**Problem requirements**
Copy out the part of the data that opens with the line containing "I need the location" and closes with the line containing "y-tick-label: -5 [123,504,133,516]", swapping "month-label-top" for "month-label-upper" and leaving everything else the same.

● ● ● ●

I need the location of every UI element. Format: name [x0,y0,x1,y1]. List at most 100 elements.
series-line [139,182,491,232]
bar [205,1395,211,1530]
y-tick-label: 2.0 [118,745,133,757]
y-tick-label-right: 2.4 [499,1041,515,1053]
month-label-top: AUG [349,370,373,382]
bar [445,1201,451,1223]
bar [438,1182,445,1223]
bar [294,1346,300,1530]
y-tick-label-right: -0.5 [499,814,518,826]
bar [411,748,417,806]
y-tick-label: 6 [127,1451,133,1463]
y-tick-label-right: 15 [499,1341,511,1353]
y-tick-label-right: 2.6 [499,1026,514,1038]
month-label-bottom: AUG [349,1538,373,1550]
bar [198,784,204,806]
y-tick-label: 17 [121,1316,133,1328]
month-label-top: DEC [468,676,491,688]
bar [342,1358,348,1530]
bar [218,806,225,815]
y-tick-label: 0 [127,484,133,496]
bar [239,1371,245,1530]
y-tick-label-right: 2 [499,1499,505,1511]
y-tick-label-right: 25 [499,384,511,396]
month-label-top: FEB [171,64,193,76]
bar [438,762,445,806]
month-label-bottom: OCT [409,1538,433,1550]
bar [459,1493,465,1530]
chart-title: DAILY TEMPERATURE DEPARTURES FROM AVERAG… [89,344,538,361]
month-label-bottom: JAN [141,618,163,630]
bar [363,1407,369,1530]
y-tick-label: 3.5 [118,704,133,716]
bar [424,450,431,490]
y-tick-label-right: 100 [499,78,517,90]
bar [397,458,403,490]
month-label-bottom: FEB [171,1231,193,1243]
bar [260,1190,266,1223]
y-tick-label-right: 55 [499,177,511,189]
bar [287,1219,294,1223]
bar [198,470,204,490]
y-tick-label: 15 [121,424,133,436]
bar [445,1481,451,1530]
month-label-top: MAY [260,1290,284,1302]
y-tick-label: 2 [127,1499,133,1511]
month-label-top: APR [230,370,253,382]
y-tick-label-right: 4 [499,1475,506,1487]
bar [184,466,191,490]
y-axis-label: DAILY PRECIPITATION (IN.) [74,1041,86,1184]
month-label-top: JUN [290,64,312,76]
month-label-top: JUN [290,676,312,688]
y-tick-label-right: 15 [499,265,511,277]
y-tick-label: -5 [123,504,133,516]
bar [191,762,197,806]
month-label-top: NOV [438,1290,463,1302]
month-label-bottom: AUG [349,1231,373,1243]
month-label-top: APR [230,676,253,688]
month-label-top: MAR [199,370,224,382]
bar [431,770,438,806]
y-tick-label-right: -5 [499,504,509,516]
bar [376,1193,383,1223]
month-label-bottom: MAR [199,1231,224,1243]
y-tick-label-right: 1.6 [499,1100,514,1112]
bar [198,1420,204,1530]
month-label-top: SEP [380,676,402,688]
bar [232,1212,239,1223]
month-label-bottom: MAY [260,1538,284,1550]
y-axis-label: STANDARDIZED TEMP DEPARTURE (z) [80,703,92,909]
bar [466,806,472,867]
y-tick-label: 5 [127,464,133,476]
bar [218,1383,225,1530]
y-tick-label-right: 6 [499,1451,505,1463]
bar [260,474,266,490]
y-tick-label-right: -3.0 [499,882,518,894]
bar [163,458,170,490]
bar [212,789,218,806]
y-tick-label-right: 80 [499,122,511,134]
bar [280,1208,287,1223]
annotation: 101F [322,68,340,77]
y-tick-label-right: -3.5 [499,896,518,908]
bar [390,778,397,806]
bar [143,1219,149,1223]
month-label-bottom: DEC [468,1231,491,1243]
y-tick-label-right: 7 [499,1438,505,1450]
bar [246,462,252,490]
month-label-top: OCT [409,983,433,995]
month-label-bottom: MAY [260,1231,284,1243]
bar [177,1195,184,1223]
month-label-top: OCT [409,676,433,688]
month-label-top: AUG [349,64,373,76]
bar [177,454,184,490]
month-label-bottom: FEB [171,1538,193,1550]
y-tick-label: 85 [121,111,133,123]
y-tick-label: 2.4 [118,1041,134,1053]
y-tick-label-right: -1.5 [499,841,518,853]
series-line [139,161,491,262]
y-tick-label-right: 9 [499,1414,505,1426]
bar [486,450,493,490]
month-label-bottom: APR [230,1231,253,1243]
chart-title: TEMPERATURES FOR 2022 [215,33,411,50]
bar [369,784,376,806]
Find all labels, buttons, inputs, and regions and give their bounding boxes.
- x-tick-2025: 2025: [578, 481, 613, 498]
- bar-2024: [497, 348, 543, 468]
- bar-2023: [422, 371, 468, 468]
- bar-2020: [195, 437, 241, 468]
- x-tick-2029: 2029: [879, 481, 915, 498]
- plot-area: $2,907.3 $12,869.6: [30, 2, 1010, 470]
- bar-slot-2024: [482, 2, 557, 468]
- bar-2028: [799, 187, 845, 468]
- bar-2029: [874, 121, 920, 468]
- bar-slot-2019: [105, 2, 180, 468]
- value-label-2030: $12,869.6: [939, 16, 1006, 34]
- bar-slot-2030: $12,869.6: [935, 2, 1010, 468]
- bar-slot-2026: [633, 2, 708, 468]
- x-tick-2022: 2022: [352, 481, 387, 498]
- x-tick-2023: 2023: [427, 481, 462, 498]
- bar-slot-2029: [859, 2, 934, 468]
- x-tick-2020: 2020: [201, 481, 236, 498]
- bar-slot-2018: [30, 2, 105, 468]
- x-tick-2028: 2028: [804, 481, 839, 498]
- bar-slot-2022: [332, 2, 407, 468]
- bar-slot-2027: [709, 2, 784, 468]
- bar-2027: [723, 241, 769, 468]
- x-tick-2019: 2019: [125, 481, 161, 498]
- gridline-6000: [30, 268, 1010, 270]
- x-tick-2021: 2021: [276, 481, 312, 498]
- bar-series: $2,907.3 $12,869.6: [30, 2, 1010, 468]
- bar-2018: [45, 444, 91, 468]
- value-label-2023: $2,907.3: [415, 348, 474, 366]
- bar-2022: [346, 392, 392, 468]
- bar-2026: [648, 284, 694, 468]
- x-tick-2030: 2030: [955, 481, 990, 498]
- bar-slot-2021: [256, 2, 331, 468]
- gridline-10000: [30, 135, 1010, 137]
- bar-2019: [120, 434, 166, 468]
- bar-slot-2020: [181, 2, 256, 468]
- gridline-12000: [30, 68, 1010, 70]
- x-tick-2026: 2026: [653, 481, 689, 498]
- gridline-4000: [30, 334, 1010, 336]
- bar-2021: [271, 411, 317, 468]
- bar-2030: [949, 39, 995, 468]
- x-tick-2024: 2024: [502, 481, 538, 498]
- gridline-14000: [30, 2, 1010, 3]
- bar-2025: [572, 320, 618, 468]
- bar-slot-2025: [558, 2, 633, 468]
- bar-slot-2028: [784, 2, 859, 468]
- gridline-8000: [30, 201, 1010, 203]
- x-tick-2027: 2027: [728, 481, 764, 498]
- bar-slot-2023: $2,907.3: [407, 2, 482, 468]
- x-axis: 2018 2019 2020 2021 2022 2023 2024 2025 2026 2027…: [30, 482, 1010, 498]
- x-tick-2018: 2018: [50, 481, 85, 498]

● ● ● ●

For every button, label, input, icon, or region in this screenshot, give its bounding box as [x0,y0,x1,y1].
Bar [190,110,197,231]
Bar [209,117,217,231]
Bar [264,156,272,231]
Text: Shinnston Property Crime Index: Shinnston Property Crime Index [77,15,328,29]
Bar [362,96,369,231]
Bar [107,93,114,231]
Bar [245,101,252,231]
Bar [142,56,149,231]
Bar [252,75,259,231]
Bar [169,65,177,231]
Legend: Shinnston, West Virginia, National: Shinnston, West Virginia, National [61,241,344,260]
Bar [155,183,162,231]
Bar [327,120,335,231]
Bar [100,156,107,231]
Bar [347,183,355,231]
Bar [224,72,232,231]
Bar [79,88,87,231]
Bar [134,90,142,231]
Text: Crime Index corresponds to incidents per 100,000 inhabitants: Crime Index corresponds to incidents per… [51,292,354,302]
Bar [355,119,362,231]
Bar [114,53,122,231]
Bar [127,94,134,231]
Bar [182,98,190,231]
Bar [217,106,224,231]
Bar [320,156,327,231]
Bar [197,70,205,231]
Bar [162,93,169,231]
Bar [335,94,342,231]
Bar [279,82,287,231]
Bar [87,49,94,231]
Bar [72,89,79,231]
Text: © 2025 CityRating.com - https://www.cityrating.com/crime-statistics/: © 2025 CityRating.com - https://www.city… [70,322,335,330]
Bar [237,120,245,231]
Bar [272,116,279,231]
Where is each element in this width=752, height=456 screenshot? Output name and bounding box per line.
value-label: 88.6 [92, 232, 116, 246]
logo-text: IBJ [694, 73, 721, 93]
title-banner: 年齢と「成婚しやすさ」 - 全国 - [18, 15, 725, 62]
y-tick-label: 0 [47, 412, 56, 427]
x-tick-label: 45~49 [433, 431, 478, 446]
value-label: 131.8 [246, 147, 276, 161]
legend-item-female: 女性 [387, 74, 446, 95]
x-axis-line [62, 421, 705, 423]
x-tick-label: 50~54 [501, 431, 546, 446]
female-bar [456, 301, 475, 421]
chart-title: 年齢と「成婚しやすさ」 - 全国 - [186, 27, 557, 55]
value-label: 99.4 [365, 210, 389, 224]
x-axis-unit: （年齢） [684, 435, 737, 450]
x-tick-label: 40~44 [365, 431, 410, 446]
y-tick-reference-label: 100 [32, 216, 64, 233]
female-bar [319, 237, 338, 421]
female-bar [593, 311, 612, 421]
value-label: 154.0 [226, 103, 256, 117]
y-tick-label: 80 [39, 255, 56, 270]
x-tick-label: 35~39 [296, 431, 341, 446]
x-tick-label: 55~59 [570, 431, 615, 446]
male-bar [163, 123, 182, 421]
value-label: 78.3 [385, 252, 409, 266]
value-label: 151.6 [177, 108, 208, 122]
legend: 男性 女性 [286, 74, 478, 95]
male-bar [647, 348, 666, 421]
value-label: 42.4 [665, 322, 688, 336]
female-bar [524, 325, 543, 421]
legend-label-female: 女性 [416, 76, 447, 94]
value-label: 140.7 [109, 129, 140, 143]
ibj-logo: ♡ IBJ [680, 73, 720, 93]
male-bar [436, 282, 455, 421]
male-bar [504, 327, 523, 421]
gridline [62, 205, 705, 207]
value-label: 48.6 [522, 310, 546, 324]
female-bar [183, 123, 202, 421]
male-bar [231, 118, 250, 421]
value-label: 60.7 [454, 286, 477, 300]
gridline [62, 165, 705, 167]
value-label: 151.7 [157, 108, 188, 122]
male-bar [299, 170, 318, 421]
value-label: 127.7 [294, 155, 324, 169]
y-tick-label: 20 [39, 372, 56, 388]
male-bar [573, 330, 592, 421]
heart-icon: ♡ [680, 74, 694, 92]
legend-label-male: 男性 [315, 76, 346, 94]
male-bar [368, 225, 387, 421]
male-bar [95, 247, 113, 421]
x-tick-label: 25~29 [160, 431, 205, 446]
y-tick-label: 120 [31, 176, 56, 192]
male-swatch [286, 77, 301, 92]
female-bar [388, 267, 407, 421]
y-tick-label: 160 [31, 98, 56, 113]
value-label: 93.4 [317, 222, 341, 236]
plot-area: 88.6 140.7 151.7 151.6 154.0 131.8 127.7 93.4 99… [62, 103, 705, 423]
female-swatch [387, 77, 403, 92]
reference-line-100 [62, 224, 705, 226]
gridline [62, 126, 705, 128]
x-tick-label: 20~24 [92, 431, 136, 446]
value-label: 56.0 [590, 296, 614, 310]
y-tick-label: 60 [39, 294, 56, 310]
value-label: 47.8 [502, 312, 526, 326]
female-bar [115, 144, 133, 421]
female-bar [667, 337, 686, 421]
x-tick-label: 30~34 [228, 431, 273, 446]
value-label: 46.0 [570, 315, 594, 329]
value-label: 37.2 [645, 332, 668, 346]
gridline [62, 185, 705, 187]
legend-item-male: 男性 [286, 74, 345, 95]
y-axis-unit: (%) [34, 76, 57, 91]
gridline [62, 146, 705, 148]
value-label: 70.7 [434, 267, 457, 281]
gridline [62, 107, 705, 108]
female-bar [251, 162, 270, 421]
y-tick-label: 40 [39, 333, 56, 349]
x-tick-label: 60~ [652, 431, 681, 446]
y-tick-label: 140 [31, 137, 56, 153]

● ● ● ●

**Full answer**
I need the location of every UI element. Format: name [x0,y0,x1,y1]. List at most 100 elements.
series-line [139,182,491,232]
bar [205,1395,211,1530]
y-tick-label: 2.0 [118,745,133,757]
y-tick-label-right: 2.4 [499,1041,515,1053]
month-label-upper: AUG [349,370,373,382]
bar [445,1201,451,1223]
bar [438,1182,445,1223]
bar [294,1346,300,1530]
y-tick-label-right: -0.5 [499,814,518,826]
bar [411,748,417,806]
y-tick-label: 6 [127,1451,133,1463]
y-tick-label-right: 15 [499,1341,511,1353]
y-tick-label-right: 2.6 [499,1026,514,1038]
month-label-bottom: AUG [349,1538,373,1550]
bar [198,784,204,806]
y-tick-label: 17 [121,1316,133,1328]
month-label-upper: DEC [468,676,491,688]
bar [342,1358,348,1530]
bar [218,806,225,815]
y-tick-label: 0 [127,484,133,496]
bar [239,1371,245,1530]
y-tick-label-right: 2 [499,1499,505,1511]
y-tick-label-right: 25 [499,384,511,396]
month-label-upper: FEB [171,64,193,76]
bar [438,762,445,806]
month-label-bottom: OCT [409,1538,433,1550]
bar [459,1493,465,1530]
chart-title: DAILY TEMPERATURE DEPARTURES FROM AVERAG… [89,344,538,361]
month-label-bottom: JAN [141,618,163,630]
bar [363,1407,369,1530]
y-tick-label: 3.5 [118,704,133,716]
bar [424,450,431,490]
y-tick-label-right: 100 [499,78,517,90]
bar [397,458,403,490]
month-label-bottom: FEB [171,1231,193,1243]
bar [260,1190,266,1223]
y-tick-label-right: 55 [499,177,511,189]
bar [287,1219,294,1223]
bar [198,470,204,490]
y-tick-label: 15 [121,424,133,436]
bar [445,1481,451,1530]
month-label-upper: MAY [260,1290,284,1302]
y-tick-label: 2 [127,1499,133,1511]
month-label-upper: APR [230,370,253,382]
y-tick-label-right: 4 [499,1475,506,1487]
bar [184,466,191,490]
y-axis-label: DAILY PRECIPITATION (IN.) [74,1041,86,1184]
month-label-upper: JUN [290,64,312,76]
month-label-upper: JUN [290,676,312,688]
y-tick-label-right: 15 [499,265,511,277]
y-tick-label: -5 [123,504,133,516]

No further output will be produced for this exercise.